Records about charts and figures
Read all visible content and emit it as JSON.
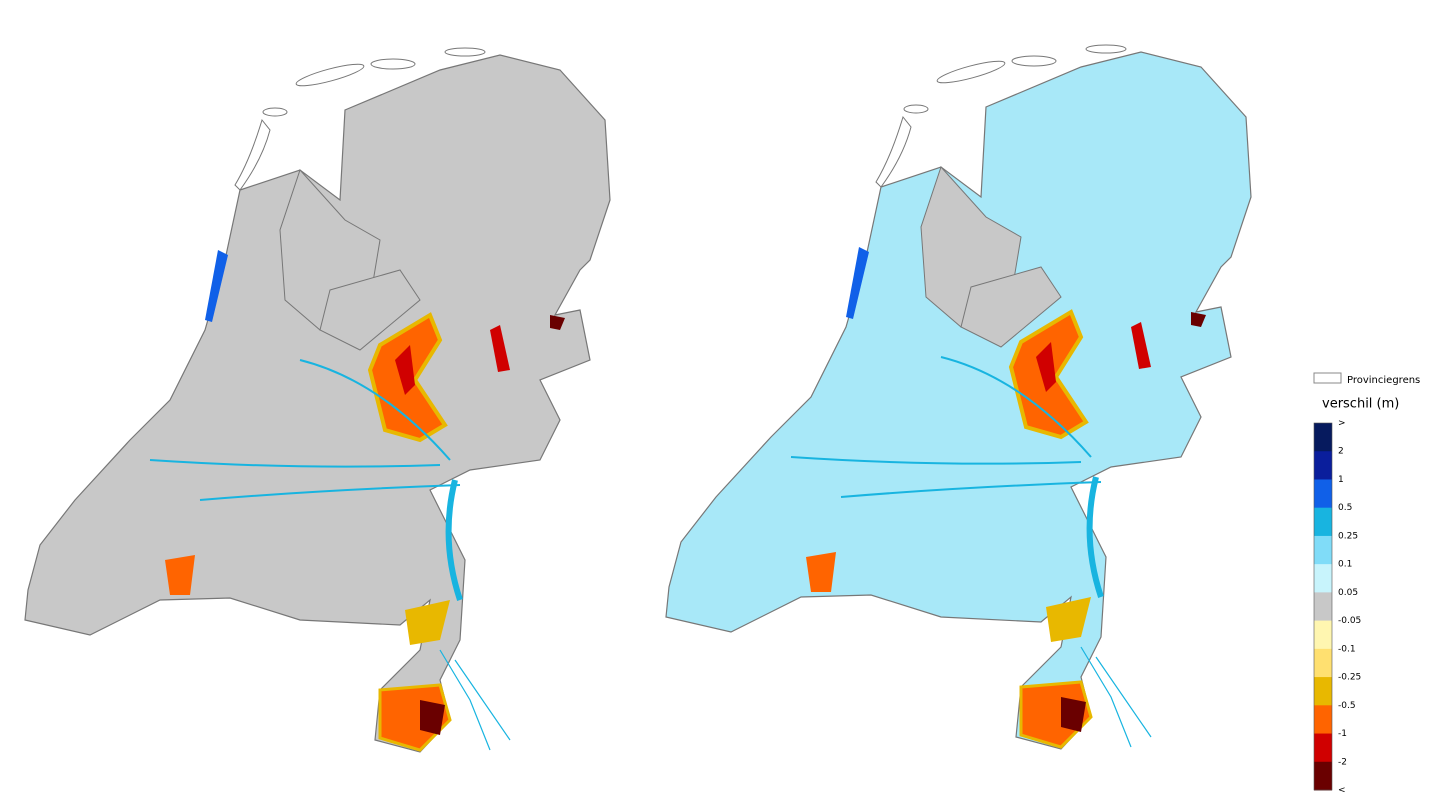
{
  "legend": {
    "boundary_label": "Provinciegrens",
    "title": "verschil (m)",
    "labels": [
      ">",
      "2",
      "1",
      "0.5",
      "0.25",
      "0.1",
      "0.05",
      "-0.05",
      "-0.1",
      "-0.25",
      "-0.5",
      "-1",
      "-2",
      "<"
    ],
    "colors": [
      "#061a5e",
      "#0a1e9c",
      "#1060e8",
      "#18b4e0",
      "#80dcf8",
      "#c8f4fc",
      "#c8c8c8",
      "#fff6b0",
      "#ffe070",
      "#e8b800",
      "#ff6400",
      "#d00000",
      "#6a0000"
    ]
  }
}
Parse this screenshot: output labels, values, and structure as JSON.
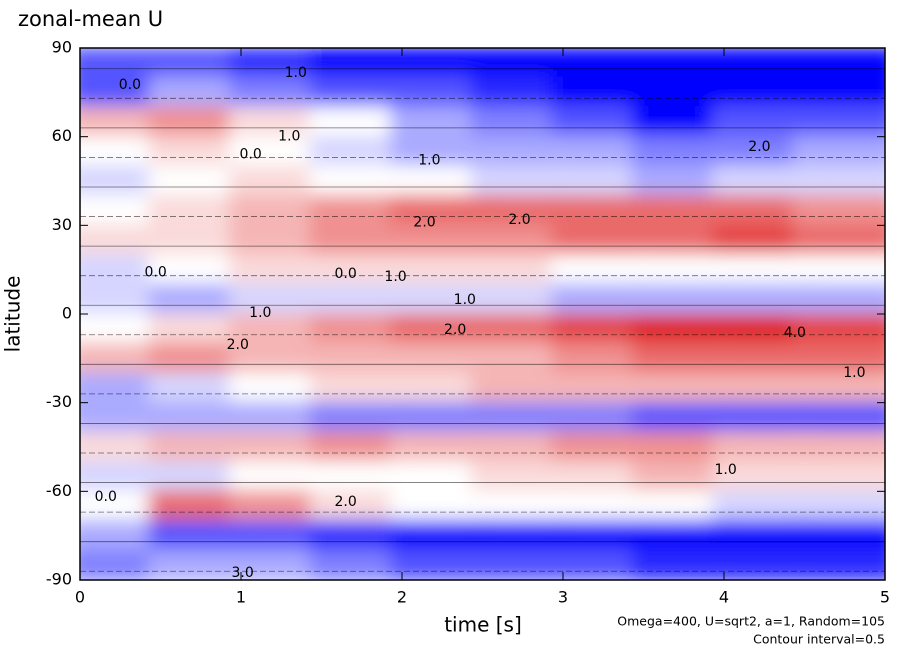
{
  "chart_data": {
    "type": "contour",
    "title": "zonal-mean U",
    "x_label": "time [s]",
    "y_label": "latitude",
    "annotations": [
      "Omega=400, U=sqrt2, a=1, Random=105",
      "Contour interval=0.5"
    ],
    "xlim": [
      0,
      5
    ],
    "ylim": [
      -90,
      90
    ],
    "xticks": [
      0,
      1,
      2,
      3,
      4,
      5
    ],
    "yticks": [
      -90,
      -60,
      -30,
      0,
      30,
      60,
      90
    ],
    "color_low": "#0000ff",
    "color_high": "#e02020",
    "x": [
      0.25,
      0.75,
      1.25,
      1.75,
      2.25,
      2.75,
      3.25,
      3.75,
      4.25,
      4.75
    ],
    "y": [
      85,
      75,
      65,
      55,
      45,
      35,
      25,
      15,
      5,
      -5,
      -15,
      -25,
      -35,
      -45,
      -55,
      -65,
      -75,
      -85
    ],
    "z": [
      [
        -2,
        -2,
        -2.5,
        -3,
        -3,
        -3,
        -3,
        -3,
        -3,
        -3
      ],
      [
        -2,
        -1,
        -1.5,
        -2,
        -2,
        -2.5,
        -3,
        -4,
        -4,
        -4
      ],
      [
        1,
        1.5,
        0.5,
        0,
        -1,
        -1.5,
        -2,
        -3,
        -2,
        -2
      ],
      [
        0,
        0.5,
        0,
        -0.5,
        -1,
        -1,
        -1,
        -1.5,
        -1.5,
        -1
      ],
      [
        -0.5,
        0,
        0.5,
        0,
        0,
        -0.5,
        -0.5,
        -1,
        -0.5,
        -0.5
      ],
      [
        0,
        0.5,
        1,
        1.5,
        2,
        2,
        2,
        2,
        2,
        1.5
      ],
      [
        0.5,
        0.5,
        1,
        1.5,
        1.5,
        1.5,
        2,
        2,
        2.5,
        2
      ],
      [
        -0.5,
        0,
        0.5,
        0.5,
        0.5,
        0.5,
        0,
        0,
        0,
        0
      ],
      [
        -0.5,
        -1,
        -0.5,
        -0.5,
        -0.5,
        -0.5,
        -1,
        -1,
        -1,
        -1
      ],
      [
        0,
        0.5,
        1,
        1.5,
        2,
        2,
        2.5,
        3,
        3,
        2.5
      ],
      [
        1,
        1.5,
        1,
        1,
        1,
        1,
        1.5,
        2,
        2,
        2
      ],
      [
        -1,
        -0.5,
        0,
        0.5,
        0.5,
        1,
        1,
        1,
        1,
        1
      ],
      [
        -1,
        -1,
        -1,
        -1.5,
        -1.5,
        -1.5,
        -1.5,
        -2,
        -2,
        -2
      ],
      [
        0.5,
        1,
        1,
        1.5,
        1,
        1,
        1.5,
        1.5,
        1,
        1
      ],
      [
        -0.5,
        -0.5,
        0,
        0,
        0,
        0.5,
        0.5,
        1,
        0.5,
        0.5
      ],
      [
        0,
        2,
        1.5,
        0.5,
        0,
        0,
        0,
        0,
        -0.5,
        -0.5
      ],
      [
        -1,
        -2,
        -2,
        -2.5,
        -3,
        -3.5,
        -4,
        -4,
        -4,
        -4
      ],
      [
        -1.5,
        -1,
        -1,
        -1.5,
        -2,
        -2,
        -2,
        -2.5,
        -2.5,
        -2.5
      ]
    ],
    "contour_labels": [
      {
        "x": 2.73,
        "y": 31.8,
        "value": 2,
        "label": "2.0"
      },
      {
        "x": 2.14,
        "y": 31,
        "value": 2,
        "label": "2.0"
      },
      {
        "x": 1.3,
        "y": 60,
        "value": 1,
        "label": "1.0"
      },
      {
        "x": 1.06,
        "y": 54,
        "value": 0,
        "label": "0.0"
      },
      {
        "x": 2.17,
        "y": 52,
        "value": 1,
        "label": "1.0"
      },
      {
        "x": 0.47,
        "y": 14,
        "value": 0,
        "label": "0.0"
      },
      {
        "x": 1.65,
        "y": 13.5,
        "value": 0,
        "label": "0.0"
      },
      {
        "x": 1.96,
        "y": 12.5,
        "value": 1,
        "label": "1.0"
      },
      {
        "x": 2.33,
        "y": -5.4,
        "value": 2,
        "label": "2.0"
      },
      {
        "x": 0.98,
        "y": -10.5,
        "value": 2,
        "label": "2.0"
      },
      {
        "x": 2.39,
        "y": 4.7,
        "value": 1,
        "label": "1.0"
      },
      {
        "x": 1.12,
        "y": 0.4,
        "value": 1,
        "label": "1.0"
      },
      {
        "x": 4.01,
        "y": -52.8,
        "value": 1,
        "label": "1.0"
      },
      {
        "x": 0.16,
        "y": -61.9,
        "value": 0,
        "label": "0.0"
      },
      {
        "x": 1.65,
        "y": -63.6,
        "value": 2,
        "label": "2.0"
      },
      {
        "x": 0.31,
        "y": 77.5,
        "value": 0,
        "label": "0.0"
      },
      {
        "x": 1.34,
        "y": 81.5,
        "value": 1,
        "label": "1.0"
      },
      {
        "x": 4.22,
        "y": 56.5,
        "value": 2,
        "label": "2.0"
      },
      {
        "x": 4.44,
        "y": -6.4,
        "value": 4,
        "label": "4.0"
      },
      {
        "x": 4.81,
        "y": -20,
        "value": 1,
        "label": "1.0"
      },
      {
        "x": 1.01,
        "y": -87.6,
        "value": 3,
        "label": "3.0"
      }
    ]
  }
}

▶ AIM
Transcribe the listing in full. Omit the pictures and keep every line exact.

▶ TASK RESPONSE
Read all visible content and emit it as JSON.
{
  "legend": {
    "boundary_label": "Provinciegrens",
    "title": "verschil (m)",
    "labels": [
      ">",
      "2",
      "1",
      "0.5",
      "0.25",
      "0.1",
      "0.05",
      "-0.05",
      "-0.1",
      "-0.25",
      "-0.5",
      "-1",
      "-2",
      "<"
    ],
    "colors": [
      "#061a5e",
      "#0a1e9c",
      "#1060e8",
      "#18b4e0",
      "#80dcf8",
      "#c8f4fc",
      "#c8c8c8",
      "#fff6b0",
      "#ffe070",
      "#e8b800",
      "#ff6400",
      "#d00000",
      "#6a0000"
    ]
  }
}
Parse this screenshot: output labels, values, and structure as JSON.
{
  "chart_data": {
    "type": "contour",
    "title": "zonal-mean U",
    "x_label": "time [s]",
    "y_label": "latitude",
    "annotations": [
      "Omega=400, U=sqrt2, a=1, Random=105",
      "Contour interval=0.5"
    ],
    "xlim": [
      0,
      5
    ],
    "ylim": [
      -90,
      90
    ],
    "xticks": [
      0,
      1,
      2,
      3,
      4,
      5
    ],
    "yticks": [
      -90,
      -60,
      -30,
      0,
      30,
      60,
      90
    ],
    "color_low": "#0000ff",
    "color_high": "#e02020",
    "x": [
      0.25,
      0.75,
      1.25,
      1.75,
      2.25,
      2.75,
      3.25,
      3.75,
      4.25,
      4.75
    ],
    "y": [
      85,
      75,
      65,
      55,
      45,
      35,
      25,
      15,
      5,
      -5,
      -15,
      -25,
      -35,
      -45,
      -55,
      -65,
      -75,
      -85
    ],
    "z": [
      [
        -2,
        -2,
        -2.5,
        -3,
        -3,
        -3,
        -3,
        -3,
        -3,
        -3
      ],
      [
        -2,
        -1,
        -1.5,
        -2,
        -2,
        -2.5,
        -3,
        -4,
        -4,
        -4
      ],
      [
        1,
        1.5,
        0.5,
        0,
        -1,
        -1.5,
        -2,
        -3,
        -2,
        -2
      ],
      [
        0,
        0.5,
        0,
        -0.5,
        -1,
        -1,
        -1,
        -1.5,
        -1.5,
        -1
      ],
      [
        -0.5,
        0,
        0.5,
        0,
        0,
        -0.5,
        -0.5,
        -1,
        -0.5,
        -0.5
      ],
      [
        0,
        0.5,
        1,
        1.5,
        2,
        2,
        2,
        2,
        2,
        1.5
      ],
      [
        0.5,
        0.5,
        1,
        1.5,
        1.5,
        1.5,
        2,
        2,
        2.5,
        2
      ],
      [
        -0.5,
        0,
        0.5,
        0.5,
        0.5,
        0.5,
        0,
        0,
        0,
        0
      ],
      [
        -0.5,
        -1,
        -0.5,
        -0.5,
        -0.5,
        -0.5,
        -1,
        -1,
        -1,
        -1
      ],
      [
        0,
        0.5,
        1,
        1.5,
        2,
        2,
        2.5,
        3,
        3,
        2.5
      ],
      [
        1,
        1.5,
        1,
        1,
        1,
        1,
        1.5,
        2,
        2,
        2
      ],
      [
        -1,
        -0.5,
        0,
        0.5,
        0.5,
        1,
        1,
        1,
        1,
        1
      ],
      [
        -1,
        -1,
        -1,
        -1.5,
        -1.5,
        -1.5,
        -1.5,
        -2,
        -2,
        -2
      ],
      [
        0.5,
        1,
        1,
        1.5,
        1,
        1,
        1.5,
        1.5,
        1,
        1
      ],
      [
        -0.5,
        -0.5,
        0,
        0,
        0,
        0.5,
        0.5,
        1,
        0.5,
        0.5
      ],
      [
        0,
        2,
        1.5,
        0.5,
        0,
        0,
        0,
        0,
        -0.5,
        -0.5
      ],
      [
        -1,
        -2,
        -2,
        -2.5,
        -3,
        -3.5,
        -4,
        -4,
        -4,
        -4
      ],
      [
        -1.5,
        -1,
        -1,
        -1.5,
        -2,
        -2,
        -2,
        -2.5,
        -2.5,
        -2.5
      ]
    ],
    "contour_labels": [
      {
        "x": 2.73,
        "y": 31.8,
        "value": 2,
        "label": "2.0"
      },
      {
        "x": 2.14,
        "y": 31,
        "value": 2,
        "label": "2.0"
      },
      {
        "x": 1.3,
        "y": 60,
        "value": 1,
        "label": "1.0"
      },
      {
        "x": 1.06,
        "y": 54,
        "value": 0,
        "label": "0.0"
      },
      {
        "x": 2.17,
        "y": 52,
        "value": 1,
        "label": "1.0"
      },
      {
        "x": 0.47,
        "y": 14,
        "value": 0,
        "label": "0.0"
      },
      {
        "x": 1.65,
        "y": 13.5,
        "value": 0,
        "label": "0.0"
      },
      {
        "x": 1.96,
        "y": 12.5,
        "value": 1,
        "label": "1.0"
      },
      {
        "x": 2.33,
        "y": -5.4,
        "value": 2,
        "label": "2.0"
      },
      {
        "x": 0.98,
        "y": -10.5,
        "value": 2,
        "label": "2.0"
      },
      {
        "x": 2.39,
        "y": 4.7,
        "value": 1,
        "label": "1.0"
      },
      {
        "x": 1.12,
        "y": 0.4,
        "value": 1,
        "label": "1.0"
      },
      {
        "x": 4.01,
        "y": -52.8,
        "value": 1,
        "label": "1.0"
      },
      {
        "x": 0.16,
        "y": -61.9,
        "value": 0,
        "label": "0.0"
      },
      {
        "x": 1.65,
        "y": -63.6,
        "value": 2,
        "label": "2.0"
      },
      {
        "x": 0.31,
        "y": 77.5,
        "value": 0,
        "label": "0.0"
      },
      {
        "x": 1.34,
        "y": 81.5,
        "value": 1,
        "label": "1.0"
      },
      {
        "x": 4.22,
        "y": 56.5,
        "value": 2,
        "label": "2.0"
      },
      {
        "x": 4.44,
        "y": -6.4,
        "value": 4,
        "label": "4.0"
      },
      {
        "x": 4.81,
        "y": -20,
        "value": 1,
        "label": "1.0"
      },
      {
        "x": 1.01,
        "y": -87.6,
        "value": 3,
        "label": "3.0"
      }
    ]
  }
}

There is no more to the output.